### What is needed
Locate the lines that hold the string "государственных". Copy every such line.

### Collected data
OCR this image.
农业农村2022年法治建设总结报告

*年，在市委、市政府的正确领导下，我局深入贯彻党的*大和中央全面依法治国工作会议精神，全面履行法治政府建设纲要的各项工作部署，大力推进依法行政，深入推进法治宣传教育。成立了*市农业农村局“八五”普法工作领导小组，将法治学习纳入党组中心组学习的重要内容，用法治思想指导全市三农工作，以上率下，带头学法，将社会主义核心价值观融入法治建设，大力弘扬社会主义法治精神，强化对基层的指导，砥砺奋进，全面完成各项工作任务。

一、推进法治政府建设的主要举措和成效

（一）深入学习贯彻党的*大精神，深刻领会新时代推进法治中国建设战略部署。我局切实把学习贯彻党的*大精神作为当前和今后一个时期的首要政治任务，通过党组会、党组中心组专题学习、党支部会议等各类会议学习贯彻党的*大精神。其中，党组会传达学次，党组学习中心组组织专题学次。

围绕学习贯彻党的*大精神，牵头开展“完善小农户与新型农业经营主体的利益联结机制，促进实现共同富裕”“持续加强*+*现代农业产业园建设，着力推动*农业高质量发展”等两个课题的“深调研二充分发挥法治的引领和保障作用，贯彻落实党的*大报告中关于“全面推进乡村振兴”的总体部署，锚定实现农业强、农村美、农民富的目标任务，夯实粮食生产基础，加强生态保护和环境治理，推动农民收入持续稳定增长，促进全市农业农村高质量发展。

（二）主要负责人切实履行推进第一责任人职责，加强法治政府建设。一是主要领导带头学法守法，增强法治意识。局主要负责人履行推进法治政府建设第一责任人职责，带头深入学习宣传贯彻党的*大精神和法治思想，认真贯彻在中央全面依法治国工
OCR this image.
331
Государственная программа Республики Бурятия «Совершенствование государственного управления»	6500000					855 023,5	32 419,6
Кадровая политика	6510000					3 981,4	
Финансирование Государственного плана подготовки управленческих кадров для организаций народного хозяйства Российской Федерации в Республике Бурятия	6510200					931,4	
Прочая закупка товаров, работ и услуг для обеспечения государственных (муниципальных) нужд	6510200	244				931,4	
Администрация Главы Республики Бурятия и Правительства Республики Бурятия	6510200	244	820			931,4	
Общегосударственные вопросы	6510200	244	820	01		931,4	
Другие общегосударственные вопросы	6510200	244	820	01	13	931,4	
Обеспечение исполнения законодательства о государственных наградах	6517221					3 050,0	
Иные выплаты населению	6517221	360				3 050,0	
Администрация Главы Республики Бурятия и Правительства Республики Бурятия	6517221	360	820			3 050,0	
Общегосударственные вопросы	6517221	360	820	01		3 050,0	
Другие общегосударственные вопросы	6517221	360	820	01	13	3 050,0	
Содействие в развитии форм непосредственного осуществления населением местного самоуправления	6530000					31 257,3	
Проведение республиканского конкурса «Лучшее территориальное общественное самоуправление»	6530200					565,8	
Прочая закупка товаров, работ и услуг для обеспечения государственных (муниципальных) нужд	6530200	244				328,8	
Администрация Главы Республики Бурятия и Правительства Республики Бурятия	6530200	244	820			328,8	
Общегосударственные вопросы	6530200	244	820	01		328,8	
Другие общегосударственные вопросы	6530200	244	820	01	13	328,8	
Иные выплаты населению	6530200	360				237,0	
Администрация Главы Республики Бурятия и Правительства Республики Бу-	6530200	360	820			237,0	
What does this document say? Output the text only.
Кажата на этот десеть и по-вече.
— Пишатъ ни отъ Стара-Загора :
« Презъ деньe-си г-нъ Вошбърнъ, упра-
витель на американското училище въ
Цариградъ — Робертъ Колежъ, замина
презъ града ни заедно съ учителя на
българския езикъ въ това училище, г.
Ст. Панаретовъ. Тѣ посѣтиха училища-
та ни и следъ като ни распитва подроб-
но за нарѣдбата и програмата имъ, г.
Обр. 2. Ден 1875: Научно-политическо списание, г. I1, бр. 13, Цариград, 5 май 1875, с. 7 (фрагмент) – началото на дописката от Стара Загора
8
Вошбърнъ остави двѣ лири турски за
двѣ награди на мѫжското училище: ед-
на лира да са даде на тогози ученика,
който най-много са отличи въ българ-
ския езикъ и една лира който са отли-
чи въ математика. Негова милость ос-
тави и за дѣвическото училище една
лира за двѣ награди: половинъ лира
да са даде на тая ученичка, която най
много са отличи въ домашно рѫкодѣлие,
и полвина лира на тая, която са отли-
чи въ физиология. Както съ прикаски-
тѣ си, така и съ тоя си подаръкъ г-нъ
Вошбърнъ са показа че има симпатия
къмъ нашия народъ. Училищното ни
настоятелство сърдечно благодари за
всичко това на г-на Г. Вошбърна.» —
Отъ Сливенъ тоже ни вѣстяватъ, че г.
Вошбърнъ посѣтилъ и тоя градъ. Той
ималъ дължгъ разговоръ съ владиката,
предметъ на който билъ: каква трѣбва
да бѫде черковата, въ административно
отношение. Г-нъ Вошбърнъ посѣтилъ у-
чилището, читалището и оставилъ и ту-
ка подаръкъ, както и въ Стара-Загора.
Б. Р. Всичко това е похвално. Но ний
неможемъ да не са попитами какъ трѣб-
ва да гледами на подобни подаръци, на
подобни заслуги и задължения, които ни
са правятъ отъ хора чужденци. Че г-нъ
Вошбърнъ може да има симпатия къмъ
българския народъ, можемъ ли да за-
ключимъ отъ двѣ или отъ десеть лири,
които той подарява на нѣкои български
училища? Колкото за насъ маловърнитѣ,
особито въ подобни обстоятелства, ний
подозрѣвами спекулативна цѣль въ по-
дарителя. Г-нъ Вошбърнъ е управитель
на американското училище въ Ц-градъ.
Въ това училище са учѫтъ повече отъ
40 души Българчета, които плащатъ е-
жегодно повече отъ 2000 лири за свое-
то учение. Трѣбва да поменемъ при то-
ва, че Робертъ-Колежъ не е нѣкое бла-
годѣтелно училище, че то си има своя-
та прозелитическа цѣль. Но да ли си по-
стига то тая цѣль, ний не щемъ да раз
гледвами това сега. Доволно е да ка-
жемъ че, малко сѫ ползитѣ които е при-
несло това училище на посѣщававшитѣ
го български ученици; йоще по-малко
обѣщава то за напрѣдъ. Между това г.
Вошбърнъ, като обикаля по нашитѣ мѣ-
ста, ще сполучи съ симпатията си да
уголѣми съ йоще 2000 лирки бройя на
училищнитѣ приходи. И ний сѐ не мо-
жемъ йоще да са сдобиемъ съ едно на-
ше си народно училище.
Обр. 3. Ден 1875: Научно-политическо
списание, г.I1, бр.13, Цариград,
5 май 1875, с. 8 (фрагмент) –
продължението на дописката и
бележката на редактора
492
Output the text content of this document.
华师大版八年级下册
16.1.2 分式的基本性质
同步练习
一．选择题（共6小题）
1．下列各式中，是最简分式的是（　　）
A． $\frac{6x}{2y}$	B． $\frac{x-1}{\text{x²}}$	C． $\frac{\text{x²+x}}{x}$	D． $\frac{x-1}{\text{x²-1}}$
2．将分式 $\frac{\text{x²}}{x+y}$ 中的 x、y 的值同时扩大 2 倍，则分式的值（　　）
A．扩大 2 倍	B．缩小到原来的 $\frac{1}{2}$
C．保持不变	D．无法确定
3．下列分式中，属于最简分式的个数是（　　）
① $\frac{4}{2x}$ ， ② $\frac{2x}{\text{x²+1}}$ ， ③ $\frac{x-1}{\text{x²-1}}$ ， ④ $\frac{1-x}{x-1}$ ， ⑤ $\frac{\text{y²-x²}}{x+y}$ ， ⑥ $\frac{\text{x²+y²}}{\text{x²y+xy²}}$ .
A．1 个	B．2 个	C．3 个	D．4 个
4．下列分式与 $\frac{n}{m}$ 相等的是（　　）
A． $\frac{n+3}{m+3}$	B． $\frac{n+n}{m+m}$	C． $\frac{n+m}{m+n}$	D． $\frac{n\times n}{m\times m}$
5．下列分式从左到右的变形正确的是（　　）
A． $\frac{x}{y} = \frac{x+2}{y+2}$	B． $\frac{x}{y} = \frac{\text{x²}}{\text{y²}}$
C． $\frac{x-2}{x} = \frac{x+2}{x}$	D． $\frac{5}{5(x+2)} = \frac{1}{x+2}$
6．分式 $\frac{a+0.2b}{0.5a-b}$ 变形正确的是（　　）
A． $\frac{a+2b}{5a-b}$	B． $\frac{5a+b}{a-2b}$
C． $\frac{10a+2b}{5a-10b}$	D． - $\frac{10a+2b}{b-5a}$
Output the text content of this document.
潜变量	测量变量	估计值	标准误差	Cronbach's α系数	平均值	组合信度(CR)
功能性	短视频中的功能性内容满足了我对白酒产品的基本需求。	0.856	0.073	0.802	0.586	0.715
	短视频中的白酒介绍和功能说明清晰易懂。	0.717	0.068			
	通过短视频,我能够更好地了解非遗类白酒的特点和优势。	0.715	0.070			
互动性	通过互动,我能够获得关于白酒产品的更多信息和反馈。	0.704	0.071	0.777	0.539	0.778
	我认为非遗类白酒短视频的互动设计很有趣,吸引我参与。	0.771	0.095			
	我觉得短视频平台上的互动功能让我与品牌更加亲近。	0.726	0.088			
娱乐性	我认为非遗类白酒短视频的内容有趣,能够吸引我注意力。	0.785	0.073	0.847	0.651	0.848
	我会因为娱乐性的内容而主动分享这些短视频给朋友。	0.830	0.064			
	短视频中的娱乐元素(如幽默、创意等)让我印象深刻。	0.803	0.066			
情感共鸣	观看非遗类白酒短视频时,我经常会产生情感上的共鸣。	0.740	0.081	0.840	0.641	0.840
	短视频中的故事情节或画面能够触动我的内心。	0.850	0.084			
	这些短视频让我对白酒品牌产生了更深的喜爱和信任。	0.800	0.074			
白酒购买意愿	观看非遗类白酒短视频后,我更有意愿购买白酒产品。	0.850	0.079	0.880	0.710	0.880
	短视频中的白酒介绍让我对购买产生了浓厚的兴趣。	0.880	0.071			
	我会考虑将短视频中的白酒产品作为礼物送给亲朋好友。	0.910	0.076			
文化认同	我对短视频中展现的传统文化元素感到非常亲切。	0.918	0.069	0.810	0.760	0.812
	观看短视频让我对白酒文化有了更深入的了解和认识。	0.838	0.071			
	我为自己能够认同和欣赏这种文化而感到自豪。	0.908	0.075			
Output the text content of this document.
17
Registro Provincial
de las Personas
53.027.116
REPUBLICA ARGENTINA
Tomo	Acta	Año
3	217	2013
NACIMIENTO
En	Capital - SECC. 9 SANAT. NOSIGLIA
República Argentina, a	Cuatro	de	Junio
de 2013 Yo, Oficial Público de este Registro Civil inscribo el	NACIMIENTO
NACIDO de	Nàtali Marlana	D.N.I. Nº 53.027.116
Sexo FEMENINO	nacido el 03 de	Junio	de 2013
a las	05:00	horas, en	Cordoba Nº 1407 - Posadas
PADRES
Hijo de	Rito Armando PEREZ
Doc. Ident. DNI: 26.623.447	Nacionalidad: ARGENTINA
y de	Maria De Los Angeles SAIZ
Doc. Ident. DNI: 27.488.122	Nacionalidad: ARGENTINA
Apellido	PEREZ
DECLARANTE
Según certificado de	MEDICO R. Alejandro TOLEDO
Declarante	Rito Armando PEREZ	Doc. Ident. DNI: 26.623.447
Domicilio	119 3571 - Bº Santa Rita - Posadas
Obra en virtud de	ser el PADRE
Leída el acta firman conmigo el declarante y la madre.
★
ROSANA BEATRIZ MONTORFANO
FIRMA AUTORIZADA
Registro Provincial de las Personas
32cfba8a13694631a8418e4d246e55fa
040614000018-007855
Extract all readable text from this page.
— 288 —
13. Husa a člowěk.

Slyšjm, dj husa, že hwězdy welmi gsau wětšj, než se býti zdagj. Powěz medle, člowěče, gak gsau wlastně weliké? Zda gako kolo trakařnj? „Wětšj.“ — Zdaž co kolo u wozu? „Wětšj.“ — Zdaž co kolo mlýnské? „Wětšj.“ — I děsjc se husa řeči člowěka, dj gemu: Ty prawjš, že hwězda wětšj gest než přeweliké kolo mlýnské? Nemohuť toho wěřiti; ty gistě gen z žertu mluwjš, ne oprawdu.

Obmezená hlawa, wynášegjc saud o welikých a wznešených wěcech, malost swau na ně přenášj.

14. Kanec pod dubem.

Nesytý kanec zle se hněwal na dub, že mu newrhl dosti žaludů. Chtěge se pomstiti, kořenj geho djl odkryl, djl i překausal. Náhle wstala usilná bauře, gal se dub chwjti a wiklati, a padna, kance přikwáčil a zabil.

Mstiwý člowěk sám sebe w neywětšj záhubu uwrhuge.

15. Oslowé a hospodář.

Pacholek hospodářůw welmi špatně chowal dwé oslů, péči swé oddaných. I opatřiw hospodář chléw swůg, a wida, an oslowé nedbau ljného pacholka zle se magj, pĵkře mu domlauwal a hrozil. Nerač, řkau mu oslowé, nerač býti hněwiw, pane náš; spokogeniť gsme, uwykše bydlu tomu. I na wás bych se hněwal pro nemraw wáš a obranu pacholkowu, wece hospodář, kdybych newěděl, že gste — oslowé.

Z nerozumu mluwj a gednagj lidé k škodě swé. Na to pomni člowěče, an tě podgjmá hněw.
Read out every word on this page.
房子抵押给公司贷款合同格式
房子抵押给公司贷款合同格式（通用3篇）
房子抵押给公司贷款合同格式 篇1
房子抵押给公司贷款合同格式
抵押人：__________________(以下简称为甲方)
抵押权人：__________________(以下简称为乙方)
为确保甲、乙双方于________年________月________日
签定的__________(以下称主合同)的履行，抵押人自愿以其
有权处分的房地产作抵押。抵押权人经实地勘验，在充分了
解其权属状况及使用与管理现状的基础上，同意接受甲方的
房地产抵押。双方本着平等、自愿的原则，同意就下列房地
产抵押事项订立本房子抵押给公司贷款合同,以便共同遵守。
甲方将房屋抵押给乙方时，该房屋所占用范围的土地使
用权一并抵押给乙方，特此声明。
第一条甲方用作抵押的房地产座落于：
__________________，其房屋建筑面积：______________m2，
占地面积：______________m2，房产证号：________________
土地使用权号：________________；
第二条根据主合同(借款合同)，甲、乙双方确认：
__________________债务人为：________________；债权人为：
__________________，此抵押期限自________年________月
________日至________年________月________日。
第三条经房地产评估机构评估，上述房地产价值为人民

### Full output
Прочая закупка товаров, работ и услуг для обеспечения государственных (муниципальных) нужд	6510200	244				931,4	
Обеспечение исполнения законодательства о государственных наградах	6517221					3 050,0	
Прочая закупка товаров, работ и услуг для обеспечения государственных (муниципальных) нужд	6530200	244				328,8	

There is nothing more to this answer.